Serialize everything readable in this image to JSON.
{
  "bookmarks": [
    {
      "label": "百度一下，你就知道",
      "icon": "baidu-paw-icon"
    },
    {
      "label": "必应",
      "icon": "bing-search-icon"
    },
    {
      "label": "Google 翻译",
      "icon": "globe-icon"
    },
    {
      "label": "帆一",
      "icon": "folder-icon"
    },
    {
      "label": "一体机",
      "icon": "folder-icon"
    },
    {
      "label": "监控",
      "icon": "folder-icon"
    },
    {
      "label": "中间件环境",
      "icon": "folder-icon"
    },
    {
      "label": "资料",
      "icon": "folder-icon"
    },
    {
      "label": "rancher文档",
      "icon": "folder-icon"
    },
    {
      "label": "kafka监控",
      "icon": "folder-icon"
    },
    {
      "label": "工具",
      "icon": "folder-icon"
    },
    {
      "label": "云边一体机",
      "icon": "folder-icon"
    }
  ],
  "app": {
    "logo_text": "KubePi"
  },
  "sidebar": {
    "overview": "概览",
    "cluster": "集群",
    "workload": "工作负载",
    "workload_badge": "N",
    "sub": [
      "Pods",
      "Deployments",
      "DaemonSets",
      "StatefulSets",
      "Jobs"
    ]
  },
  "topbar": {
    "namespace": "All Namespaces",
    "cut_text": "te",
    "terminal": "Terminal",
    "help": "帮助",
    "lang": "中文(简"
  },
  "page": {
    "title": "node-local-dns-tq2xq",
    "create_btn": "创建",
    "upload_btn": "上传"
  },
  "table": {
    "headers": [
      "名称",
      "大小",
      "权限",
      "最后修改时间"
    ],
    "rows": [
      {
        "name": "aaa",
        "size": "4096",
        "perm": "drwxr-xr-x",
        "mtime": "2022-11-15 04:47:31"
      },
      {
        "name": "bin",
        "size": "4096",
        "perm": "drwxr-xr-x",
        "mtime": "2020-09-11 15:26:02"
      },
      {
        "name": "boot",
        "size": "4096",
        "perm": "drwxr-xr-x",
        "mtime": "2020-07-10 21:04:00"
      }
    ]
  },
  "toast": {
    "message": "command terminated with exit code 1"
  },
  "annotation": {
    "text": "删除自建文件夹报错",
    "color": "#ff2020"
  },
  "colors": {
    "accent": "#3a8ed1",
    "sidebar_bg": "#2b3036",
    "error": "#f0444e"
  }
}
---
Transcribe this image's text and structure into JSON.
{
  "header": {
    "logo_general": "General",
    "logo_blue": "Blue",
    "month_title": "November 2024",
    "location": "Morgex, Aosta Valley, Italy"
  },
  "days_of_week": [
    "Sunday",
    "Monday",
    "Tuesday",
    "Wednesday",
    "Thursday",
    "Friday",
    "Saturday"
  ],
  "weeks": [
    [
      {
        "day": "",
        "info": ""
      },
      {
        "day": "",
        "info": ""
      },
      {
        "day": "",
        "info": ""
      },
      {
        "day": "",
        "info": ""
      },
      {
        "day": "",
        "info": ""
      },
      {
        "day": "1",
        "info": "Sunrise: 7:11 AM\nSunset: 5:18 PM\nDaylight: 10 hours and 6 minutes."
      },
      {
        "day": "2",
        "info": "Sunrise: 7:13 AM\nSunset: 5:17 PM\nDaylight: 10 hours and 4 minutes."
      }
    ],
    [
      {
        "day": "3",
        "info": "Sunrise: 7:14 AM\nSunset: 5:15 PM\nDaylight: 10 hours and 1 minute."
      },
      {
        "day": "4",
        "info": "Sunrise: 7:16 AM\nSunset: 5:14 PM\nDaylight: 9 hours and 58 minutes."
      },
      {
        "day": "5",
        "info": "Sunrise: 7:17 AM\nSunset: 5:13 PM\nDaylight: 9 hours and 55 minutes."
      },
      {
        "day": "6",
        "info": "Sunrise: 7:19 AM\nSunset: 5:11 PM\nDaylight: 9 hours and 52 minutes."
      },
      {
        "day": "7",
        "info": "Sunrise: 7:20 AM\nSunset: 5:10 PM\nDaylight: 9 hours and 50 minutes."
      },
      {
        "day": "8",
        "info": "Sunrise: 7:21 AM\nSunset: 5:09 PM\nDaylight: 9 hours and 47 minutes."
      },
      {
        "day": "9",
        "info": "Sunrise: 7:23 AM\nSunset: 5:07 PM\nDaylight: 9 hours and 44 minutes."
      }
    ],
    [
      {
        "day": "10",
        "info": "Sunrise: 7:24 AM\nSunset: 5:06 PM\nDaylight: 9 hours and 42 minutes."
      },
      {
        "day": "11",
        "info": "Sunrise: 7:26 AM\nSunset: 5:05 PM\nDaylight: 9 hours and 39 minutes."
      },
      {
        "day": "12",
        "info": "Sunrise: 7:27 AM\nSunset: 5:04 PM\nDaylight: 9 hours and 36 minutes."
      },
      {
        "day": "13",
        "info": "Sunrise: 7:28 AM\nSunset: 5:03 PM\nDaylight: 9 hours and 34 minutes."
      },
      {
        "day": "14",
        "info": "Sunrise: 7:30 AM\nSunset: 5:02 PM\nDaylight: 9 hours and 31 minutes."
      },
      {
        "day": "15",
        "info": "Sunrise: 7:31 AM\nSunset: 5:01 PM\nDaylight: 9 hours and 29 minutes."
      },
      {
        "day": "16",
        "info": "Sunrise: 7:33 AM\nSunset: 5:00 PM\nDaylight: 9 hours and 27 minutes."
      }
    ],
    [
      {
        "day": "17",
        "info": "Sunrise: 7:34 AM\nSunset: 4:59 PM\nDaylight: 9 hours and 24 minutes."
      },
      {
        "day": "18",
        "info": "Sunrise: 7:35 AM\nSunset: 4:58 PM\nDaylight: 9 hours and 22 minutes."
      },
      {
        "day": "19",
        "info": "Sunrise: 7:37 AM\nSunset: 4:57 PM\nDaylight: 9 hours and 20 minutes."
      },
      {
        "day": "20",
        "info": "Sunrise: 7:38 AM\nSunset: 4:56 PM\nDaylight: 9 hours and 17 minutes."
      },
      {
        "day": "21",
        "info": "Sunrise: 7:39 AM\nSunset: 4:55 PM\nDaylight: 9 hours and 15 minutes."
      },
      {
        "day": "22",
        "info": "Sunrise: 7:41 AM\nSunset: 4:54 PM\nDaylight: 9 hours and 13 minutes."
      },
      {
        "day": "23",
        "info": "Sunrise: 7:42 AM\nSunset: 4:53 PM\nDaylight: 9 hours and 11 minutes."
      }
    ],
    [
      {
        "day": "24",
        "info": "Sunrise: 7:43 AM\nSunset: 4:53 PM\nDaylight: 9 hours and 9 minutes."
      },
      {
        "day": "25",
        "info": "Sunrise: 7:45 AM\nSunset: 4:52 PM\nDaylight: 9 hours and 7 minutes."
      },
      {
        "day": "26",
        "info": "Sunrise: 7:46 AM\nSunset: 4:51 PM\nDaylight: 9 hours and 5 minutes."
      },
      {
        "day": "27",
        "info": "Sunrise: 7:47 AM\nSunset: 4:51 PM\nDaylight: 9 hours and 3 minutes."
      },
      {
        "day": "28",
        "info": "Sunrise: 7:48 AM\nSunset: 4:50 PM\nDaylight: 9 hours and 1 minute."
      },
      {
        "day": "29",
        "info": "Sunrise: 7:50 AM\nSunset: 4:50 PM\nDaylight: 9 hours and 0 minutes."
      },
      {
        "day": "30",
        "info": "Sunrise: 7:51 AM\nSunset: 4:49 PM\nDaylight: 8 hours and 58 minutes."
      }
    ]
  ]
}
--
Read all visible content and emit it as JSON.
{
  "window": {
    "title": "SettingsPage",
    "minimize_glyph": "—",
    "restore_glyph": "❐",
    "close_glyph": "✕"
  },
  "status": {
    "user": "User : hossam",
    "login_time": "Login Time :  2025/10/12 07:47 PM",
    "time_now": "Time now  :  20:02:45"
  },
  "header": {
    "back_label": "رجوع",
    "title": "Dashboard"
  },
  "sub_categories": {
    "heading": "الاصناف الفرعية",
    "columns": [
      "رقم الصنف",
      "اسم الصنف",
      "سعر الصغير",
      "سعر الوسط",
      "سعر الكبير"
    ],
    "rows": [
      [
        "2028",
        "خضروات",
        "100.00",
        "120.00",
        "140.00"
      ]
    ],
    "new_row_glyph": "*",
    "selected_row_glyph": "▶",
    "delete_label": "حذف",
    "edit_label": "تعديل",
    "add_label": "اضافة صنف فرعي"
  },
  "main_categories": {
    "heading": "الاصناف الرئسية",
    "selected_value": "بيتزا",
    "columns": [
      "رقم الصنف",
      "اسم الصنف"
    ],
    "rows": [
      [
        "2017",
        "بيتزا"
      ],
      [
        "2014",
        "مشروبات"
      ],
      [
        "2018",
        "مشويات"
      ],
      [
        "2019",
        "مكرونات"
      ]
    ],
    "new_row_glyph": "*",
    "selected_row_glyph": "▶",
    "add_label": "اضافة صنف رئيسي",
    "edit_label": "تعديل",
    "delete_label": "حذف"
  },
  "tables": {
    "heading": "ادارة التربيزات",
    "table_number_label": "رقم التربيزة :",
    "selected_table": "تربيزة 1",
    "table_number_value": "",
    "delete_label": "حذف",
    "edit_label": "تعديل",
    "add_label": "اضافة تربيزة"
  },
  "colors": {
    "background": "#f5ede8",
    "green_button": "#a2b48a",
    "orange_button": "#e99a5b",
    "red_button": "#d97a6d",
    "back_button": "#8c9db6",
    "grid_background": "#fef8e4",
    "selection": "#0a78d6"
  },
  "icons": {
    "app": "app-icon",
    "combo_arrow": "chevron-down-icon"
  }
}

▸ AIM
Check each line above for the string "الاصناف", then copy the ones that have it.

▸ ANSWER FOR THE TASK
    "heading": "الاصناف الفرعية",
    "heading": "الاصناف الرئسية",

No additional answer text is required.